• [Supplied records]:
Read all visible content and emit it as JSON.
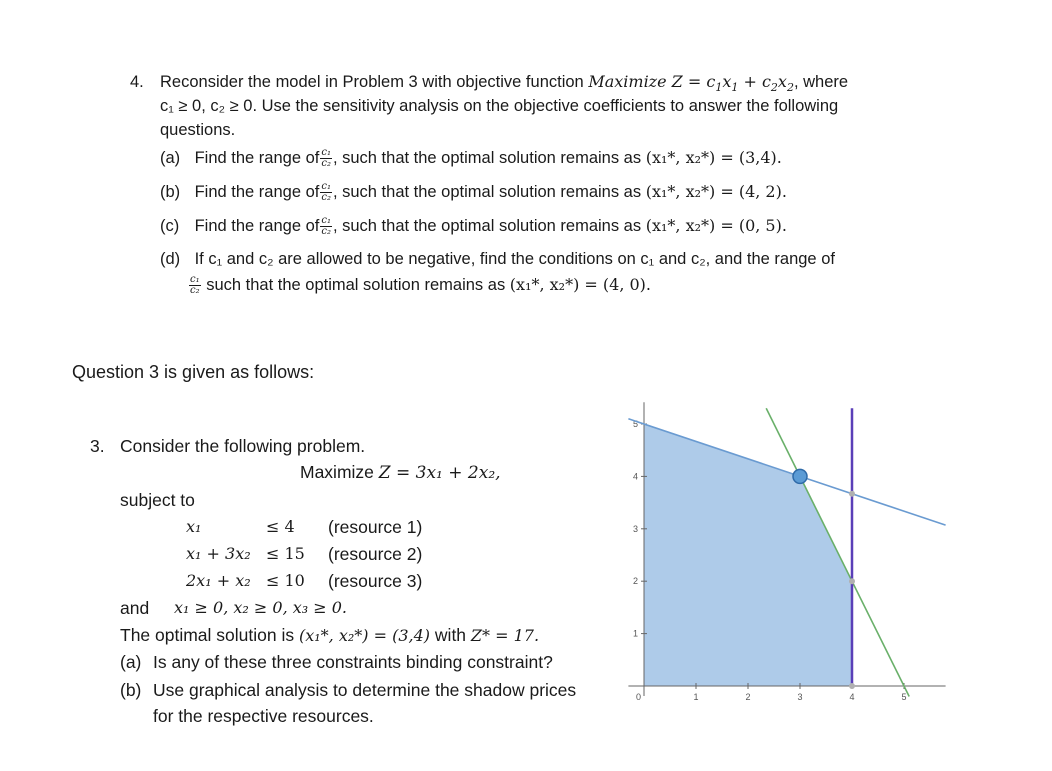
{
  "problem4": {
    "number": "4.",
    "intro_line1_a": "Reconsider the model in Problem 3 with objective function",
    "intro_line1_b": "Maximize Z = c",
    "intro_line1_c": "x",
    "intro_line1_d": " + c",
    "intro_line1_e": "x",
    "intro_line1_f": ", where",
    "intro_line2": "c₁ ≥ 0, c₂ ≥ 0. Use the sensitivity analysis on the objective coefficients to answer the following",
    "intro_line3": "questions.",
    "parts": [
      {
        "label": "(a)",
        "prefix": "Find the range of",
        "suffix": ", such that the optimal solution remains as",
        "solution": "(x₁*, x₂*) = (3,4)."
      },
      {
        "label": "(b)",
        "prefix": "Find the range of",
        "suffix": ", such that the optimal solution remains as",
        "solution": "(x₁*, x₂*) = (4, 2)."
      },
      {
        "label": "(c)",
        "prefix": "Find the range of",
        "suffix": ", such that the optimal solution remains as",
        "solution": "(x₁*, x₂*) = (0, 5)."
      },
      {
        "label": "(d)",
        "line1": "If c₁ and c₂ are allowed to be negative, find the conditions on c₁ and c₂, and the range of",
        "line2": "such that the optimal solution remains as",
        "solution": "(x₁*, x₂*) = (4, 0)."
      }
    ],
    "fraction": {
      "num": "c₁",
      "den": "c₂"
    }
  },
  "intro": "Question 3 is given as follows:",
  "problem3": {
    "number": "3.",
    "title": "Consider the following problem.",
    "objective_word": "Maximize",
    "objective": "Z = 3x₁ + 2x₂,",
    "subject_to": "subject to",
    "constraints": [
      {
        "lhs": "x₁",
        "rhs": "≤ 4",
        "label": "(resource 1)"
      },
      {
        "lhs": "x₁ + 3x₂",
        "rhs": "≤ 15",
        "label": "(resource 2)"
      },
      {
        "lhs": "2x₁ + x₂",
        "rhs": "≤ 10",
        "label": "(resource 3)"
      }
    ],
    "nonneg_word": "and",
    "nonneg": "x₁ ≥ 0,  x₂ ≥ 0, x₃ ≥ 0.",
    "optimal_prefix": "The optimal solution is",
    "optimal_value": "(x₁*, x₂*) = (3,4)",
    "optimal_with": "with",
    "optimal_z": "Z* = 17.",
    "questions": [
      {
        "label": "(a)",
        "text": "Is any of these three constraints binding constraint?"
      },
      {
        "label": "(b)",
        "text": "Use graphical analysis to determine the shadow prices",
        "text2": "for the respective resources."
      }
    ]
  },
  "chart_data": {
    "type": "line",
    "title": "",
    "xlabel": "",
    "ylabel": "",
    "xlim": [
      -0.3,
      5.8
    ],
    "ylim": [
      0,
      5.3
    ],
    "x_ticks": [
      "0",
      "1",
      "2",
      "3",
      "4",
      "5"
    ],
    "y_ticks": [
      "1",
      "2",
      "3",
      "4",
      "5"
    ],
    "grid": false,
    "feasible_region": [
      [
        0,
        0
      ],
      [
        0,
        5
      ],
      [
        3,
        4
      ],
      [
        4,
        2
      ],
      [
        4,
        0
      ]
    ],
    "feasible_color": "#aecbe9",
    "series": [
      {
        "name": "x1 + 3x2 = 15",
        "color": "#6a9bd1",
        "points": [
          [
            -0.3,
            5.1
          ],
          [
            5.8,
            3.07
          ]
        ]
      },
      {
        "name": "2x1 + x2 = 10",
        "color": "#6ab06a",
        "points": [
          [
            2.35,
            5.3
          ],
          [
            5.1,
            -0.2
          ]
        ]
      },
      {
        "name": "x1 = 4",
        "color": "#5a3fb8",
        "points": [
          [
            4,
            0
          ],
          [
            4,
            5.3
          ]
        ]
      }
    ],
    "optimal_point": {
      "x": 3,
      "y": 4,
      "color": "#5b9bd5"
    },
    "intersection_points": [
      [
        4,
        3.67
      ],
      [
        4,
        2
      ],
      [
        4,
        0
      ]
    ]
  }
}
--
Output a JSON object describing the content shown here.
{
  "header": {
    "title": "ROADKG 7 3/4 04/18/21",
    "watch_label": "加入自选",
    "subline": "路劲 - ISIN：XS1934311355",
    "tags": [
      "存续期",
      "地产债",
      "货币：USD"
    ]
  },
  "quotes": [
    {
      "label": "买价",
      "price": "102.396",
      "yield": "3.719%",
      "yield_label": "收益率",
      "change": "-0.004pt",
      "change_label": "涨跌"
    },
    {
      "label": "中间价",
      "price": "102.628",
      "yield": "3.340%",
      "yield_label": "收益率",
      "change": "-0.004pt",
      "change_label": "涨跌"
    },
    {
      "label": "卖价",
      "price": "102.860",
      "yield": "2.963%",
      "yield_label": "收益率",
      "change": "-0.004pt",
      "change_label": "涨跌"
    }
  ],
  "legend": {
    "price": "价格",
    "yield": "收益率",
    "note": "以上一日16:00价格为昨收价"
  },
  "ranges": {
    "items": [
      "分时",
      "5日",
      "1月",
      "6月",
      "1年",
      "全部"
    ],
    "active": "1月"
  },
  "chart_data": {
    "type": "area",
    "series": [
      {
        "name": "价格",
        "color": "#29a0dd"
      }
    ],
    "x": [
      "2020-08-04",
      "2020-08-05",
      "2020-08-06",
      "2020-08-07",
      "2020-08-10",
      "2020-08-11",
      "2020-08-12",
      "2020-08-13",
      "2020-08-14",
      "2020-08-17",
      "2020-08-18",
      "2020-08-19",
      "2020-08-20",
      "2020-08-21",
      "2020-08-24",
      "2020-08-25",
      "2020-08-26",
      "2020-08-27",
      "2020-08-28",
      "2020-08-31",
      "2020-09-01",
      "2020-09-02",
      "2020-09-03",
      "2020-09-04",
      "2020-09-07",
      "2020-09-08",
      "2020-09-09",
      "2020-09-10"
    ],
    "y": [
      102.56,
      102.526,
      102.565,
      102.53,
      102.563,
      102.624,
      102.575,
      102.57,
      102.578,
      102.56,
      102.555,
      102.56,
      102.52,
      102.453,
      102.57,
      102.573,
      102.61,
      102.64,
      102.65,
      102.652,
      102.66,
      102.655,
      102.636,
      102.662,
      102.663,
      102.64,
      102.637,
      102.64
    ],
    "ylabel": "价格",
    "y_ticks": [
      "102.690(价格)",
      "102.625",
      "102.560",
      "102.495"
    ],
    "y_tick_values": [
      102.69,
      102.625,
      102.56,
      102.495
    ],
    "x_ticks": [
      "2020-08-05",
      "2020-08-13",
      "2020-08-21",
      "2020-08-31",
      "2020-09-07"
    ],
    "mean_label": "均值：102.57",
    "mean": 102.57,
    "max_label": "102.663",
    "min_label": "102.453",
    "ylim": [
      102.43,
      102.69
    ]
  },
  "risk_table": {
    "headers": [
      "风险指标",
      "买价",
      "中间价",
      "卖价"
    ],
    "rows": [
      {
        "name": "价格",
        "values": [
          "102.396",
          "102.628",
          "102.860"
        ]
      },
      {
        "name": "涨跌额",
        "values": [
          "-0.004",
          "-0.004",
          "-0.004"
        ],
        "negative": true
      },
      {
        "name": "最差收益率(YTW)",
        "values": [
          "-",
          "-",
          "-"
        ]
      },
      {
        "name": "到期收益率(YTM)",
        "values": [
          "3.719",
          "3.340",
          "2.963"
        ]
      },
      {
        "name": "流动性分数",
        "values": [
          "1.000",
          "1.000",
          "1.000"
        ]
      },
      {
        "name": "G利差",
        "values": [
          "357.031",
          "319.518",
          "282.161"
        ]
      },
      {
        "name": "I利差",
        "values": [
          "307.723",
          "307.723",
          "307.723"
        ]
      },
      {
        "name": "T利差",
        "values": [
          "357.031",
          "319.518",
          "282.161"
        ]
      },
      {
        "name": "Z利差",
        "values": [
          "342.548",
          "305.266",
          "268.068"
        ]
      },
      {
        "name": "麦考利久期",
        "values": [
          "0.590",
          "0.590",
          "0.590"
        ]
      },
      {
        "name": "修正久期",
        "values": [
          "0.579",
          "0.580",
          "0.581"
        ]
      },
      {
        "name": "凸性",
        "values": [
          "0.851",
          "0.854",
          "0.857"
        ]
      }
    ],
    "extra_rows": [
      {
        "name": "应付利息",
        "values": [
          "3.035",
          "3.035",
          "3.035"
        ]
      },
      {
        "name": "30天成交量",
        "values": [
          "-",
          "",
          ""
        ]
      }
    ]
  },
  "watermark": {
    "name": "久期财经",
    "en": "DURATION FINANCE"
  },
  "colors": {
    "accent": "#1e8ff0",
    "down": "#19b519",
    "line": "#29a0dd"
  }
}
* * *
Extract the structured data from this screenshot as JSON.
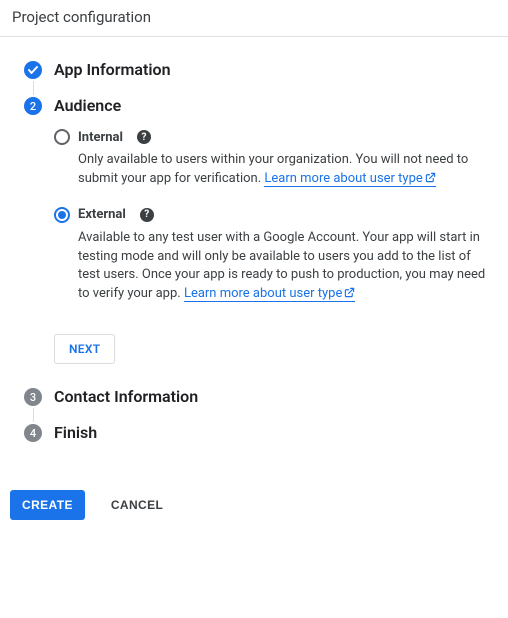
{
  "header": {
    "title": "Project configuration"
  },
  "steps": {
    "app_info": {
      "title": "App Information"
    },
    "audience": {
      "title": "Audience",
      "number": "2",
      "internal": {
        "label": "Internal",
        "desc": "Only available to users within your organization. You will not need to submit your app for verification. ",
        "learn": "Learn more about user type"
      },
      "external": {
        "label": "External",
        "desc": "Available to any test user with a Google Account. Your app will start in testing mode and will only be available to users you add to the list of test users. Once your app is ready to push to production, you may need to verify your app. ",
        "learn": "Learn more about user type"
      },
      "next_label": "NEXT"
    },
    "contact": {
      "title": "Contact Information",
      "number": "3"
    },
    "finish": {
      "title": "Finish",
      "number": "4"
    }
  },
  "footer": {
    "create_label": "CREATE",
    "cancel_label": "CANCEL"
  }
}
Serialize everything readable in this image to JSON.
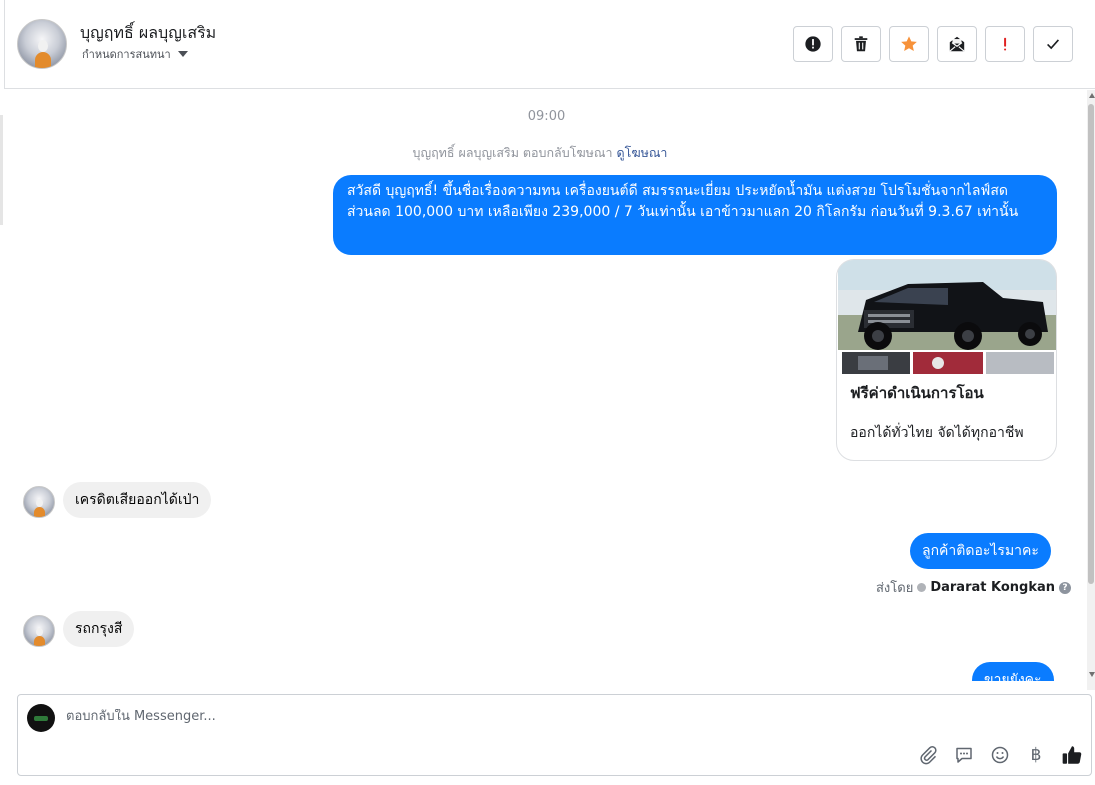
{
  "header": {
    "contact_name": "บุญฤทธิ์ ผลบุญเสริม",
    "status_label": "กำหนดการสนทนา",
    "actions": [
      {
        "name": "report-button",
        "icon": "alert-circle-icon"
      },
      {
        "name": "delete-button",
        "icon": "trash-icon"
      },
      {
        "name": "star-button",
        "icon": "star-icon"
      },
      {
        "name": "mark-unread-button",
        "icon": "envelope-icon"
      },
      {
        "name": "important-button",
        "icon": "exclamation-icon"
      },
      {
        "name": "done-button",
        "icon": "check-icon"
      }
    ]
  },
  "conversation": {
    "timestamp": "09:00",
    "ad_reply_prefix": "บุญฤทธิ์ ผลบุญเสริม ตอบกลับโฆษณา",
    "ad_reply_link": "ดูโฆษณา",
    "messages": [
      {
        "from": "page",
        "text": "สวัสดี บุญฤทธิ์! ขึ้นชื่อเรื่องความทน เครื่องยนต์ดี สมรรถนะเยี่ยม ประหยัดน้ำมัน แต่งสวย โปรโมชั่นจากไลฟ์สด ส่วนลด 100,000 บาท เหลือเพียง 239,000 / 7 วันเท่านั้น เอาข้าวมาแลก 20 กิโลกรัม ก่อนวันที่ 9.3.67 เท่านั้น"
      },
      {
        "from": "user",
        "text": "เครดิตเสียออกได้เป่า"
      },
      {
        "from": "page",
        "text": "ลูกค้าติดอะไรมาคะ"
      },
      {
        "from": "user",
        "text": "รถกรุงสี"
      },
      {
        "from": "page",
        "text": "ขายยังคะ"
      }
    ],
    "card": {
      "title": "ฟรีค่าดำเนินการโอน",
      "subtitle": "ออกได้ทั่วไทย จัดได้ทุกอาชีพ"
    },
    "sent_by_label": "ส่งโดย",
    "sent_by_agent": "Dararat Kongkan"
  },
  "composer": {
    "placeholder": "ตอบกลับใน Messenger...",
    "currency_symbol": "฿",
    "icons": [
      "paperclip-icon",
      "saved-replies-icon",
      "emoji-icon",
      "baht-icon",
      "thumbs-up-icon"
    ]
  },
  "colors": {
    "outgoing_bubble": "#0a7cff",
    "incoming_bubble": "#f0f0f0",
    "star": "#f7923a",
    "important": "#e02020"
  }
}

• [Problem to solve]: Note every line above where the string "JSON" shows up, and copy those lines.

• [Solved exercise]:
Read all visible content and emit it as JSON.
Output a JSON object describing the content shown here.
Extract the structured data from this screenshot as JSON.
Serialize everything readable in this image to JSON.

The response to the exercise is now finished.